• [The problem] Transcribe the records that follow exactly. Skip the pictures.

• [Records shown]

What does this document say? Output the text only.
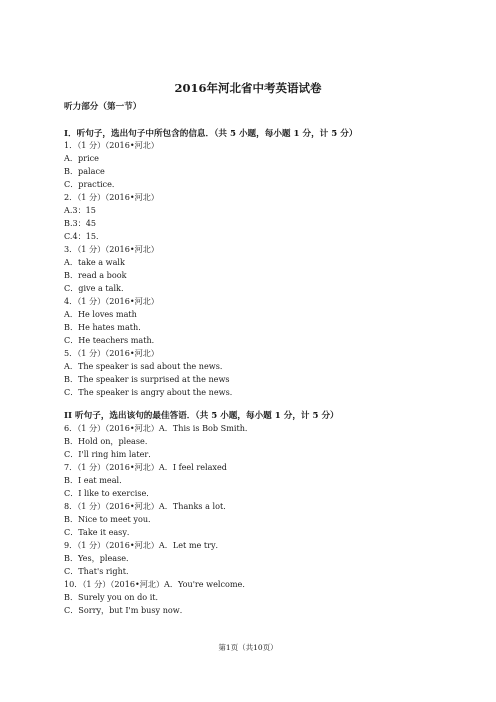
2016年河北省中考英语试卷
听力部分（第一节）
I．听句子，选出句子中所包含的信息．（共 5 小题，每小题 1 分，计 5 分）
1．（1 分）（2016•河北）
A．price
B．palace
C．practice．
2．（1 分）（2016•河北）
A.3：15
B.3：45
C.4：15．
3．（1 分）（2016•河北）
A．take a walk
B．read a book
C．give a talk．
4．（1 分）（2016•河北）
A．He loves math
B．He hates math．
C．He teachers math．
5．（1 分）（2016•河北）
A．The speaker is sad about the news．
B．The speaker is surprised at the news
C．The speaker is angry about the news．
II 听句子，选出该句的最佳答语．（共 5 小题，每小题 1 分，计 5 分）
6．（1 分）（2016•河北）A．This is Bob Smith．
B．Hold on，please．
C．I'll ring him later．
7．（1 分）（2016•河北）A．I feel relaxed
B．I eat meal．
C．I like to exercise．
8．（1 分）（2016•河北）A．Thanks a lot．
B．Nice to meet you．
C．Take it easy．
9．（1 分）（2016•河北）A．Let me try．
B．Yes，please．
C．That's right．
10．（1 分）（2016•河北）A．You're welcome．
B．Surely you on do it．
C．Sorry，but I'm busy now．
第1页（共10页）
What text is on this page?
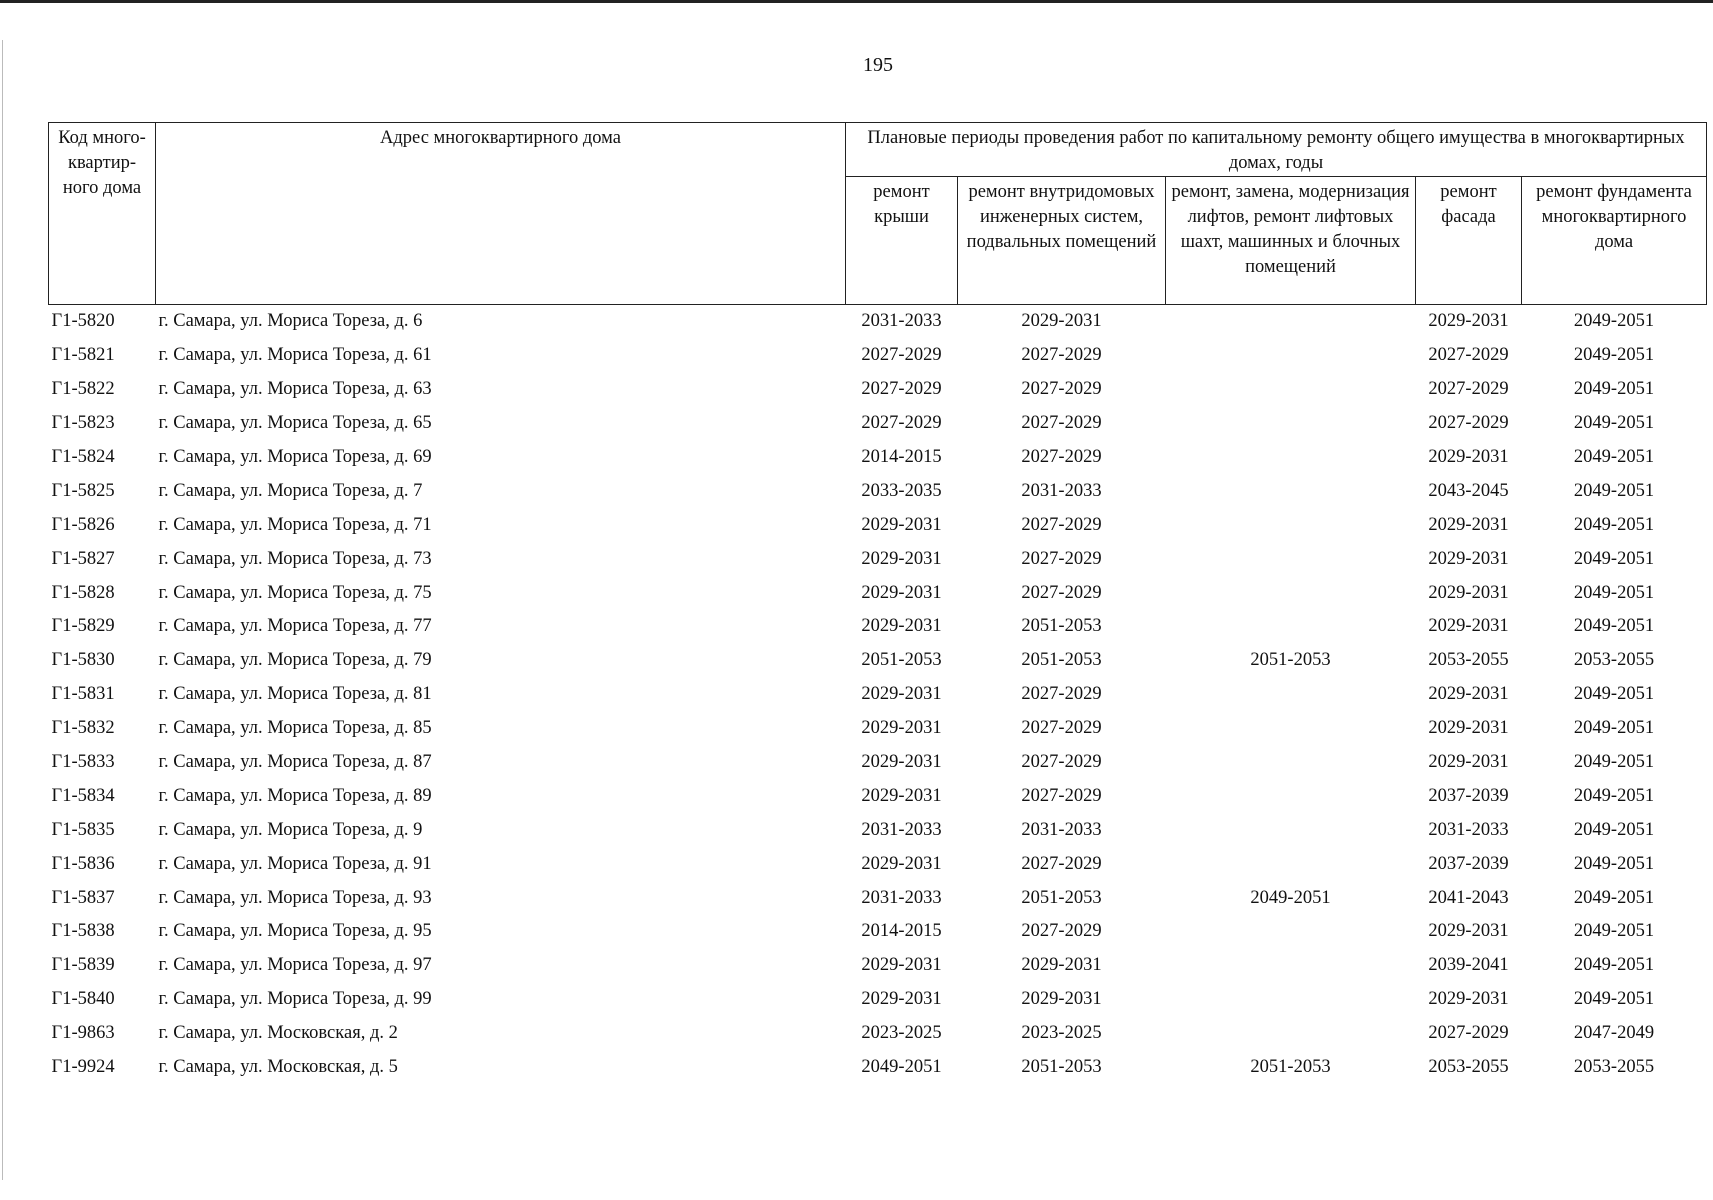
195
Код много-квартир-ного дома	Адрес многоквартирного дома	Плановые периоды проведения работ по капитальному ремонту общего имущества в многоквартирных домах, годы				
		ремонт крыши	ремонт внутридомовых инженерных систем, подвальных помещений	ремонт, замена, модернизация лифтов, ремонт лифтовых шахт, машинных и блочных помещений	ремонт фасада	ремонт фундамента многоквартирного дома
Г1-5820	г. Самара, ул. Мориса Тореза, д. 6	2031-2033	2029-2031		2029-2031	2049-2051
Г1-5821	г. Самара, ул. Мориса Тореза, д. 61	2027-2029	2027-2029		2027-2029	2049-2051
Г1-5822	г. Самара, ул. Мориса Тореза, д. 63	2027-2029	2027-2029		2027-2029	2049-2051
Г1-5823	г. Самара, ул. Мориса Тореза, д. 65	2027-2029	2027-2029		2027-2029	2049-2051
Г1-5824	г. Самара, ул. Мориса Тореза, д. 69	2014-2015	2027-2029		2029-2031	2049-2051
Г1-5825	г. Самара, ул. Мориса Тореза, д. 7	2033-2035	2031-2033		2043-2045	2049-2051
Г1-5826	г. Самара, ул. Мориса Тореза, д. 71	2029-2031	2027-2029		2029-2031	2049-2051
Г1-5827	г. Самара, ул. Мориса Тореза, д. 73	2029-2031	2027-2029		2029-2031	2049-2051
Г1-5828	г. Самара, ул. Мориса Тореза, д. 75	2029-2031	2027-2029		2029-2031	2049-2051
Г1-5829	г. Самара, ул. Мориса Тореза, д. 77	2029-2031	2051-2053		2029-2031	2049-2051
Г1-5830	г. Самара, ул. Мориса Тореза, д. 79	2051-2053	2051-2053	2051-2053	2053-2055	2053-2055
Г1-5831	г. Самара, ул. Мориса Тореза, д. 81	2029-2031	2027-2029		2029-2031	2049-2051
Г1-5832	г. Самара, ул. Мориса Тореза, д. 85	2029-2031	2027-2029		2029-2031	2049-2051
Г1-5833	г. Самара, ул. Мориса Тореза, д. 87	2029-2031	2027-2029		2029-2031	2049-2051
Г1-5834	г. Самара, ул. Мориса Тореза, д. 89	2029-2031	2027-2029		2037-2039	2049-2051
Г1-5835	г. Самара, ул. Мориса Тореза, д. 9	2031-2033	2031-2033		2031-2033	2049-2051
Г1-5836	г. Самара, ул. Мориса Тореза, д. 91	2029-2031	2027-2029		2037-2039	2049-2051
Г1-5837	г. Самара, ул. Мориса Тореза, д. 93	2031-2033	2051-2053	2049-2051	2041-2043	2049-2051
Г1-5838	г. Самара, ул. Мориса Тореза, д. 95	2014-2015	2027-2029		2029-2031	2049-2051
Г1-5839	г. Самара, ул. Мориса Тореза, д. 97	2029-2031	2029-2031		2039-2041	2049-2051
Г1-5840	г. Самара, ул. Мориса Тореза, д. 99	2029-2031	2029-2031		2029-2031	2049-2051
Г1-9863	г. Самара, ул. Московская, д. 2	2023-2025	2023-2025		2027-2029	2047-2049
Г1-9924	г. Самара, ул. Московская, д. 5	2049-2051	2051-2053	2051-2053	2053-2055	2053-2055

• [Output for this exercise]
What does this document say? Output the text only.
2016年河北省中考英语试卷
听力部分（第一节）
I．听句子，选出句子中所包含的信息．（共 5 小题，每小题 1 分，计 5 分）
1．（1 分）（2016•河北）
A．price
B．palace
C．practice．
2．（1 分）（2016•河北）
A.3：15
B.3：45
C.4：15．
3．（1 分）（2016•河北）
A．take a walk
B．read a book
C．give a talk．
4．（1 分）（2016•河北）
A．He loves math
B．He hates math．
C．He teachers math．
5．（1 分）（2016•河北）
A．The speaker is sad about the news．
B．The speaker is surprised at the news
C．The speaker is angry about the news．
II 听句子，选出该句的最佳答语．（共 5 小题，每小题 1 分，计 5 分）
6．（1 分）（2016•河北）A．This is Bob Smith．
B．Hold on，please．
C．I'll ring him later．
7．（1 分）（2016•河北）A．I feel relaxed
B．I eat meal．
C．I like to exercise．
8．（1 分）（2016•河北）A．Thanks a lot．
B．Nice to meet you．
C．Take it easy．
9．（1 分）（2016•河北）A．Let me try．
B．Yes，please．
C．That's right．
10．（1 分）（2016•河北）A．You're welcome．
B．Surely you on do it．
C．Sorry，but I'm busy now．
第1页（共10页）
What text is on this page?
195
Код много-квартир-ного дома	Адрес многоквартирного дома	Плановые периоды проведения работ по капитальному ремонту общего имущества в многоквартирных домах, годы				
		ремонт крыши	ремонт внутридомовых инженерных систем, подвальных помещений	ремонт, замена, модернизация лифтов, ремонт лифтовых шахт, машинных и блочных помещений	ремонт фасада	ремонт фундамента многоквартирного дома
Г1-5820	г. Самара, ул. Мориса Тореза, д. 6	2031-2033	2029-2031		2029-2031	2049-2051
Г1-5821	г. Самара, ул. Мориса Тореза, д. 61	2027-2029	2027-2029		2027-2029	2049-2051
Г1-5822	г. Самара, ул. Мориса Тореза, д. 63	2027-2029	2027-2029		2027-2029	2049-2051
Г1-5823	г. Самара, ул. Мориса Тореза, д. 65	2027-2029	2027-2029		2027-2029	2049-2051
Г1-5824	г. Самара, ул. Мориса Тореза, д. 69	2014-2015	2027-2029		2029-2031	2049-2051
Г1-5825	г. Самара, ул. Мориса Тореза, д. 7	2033-2035	2031-2033		2043-2045	2049-2051
Г1-5826	г. Самара, ул. Мориса Тореза, д. 71	2029-2031	2027-2029		2029-2031	2049-2051
Г1-5827	г. Самара, ул. Мориса Тореза, д. 73	2029-2031	2027-2029		2029-2031	2049-2051
Г1-5828	г. Самара, ул. Мориса Тореза, д. 75	2029-2031	2027-2029		2029-2031	2049-2051
Г1-5829	г. Самара, ул. Мориса Тореза, д. 77	2029-2031	2051-2053		2029-2031	2049-2051
Г1-5830	г. Самара, ул. Мориса Тореза, д. 79	2051-2053	2051-2053	2051-2053	2053-2055	2053-2055
Г1-5831	г. Самара, ул. Мориса Тореза, д. 81	2029-2031	2027-2029		2029-2031	2049-2051
Г1-5832	г. Самара, ул. Мориса Тореза, д. 85	2029-2031	2027-2029		2029-2031	2049-2051
Г1-5833	г. Самара, ул. Мориса Тореза, д. 87	2029-2031	2027-2029		2029-2031	2049-2051
Г1-5834	г. Самара, ул. Мориса Тореза, д. 89	2029-2031	2027-2029		2037-2039	2049-2051
Г1-5835	г. Самара, ул. Мориса Тореза, д. 9	2031-2033	2031-2033		2031-2033	2049-2051
Г1-5836	г. Самара, ул. Мориса Тореза, д. 91	2029-2031	2027-2029		2037-2039	2049-2051
Г1-5837	г. Самара, ул. Мориса Тореза, д. 93	2031-2033	2051-2053	2049-2051	2041-2043	2049-2051
Г1-5838	г. Самара, ул. Мориса Тореза, д. 95	2014-2015	2027-2029		2029-2031	2049-2051
Г1-5839	г. Самара, ул. Мориса Тореза, д. 97	2029-2031	2029-2031		2039-2041	2049-2051
Г1-5840	г. Самара, ул. Мориса Тореза, д. 99	2029-2031	2029-2031		2029-2031	2049-2051
Г1-9863	г. Самара, ул. Московская, д. 2	2023-2025	2023-2025		2027-2029	2047-2049
Г1-9924	г. Самара, ул. Московская, д. 5	2049-2051	2051-2053	2051-2053	2053-2055	2053-2055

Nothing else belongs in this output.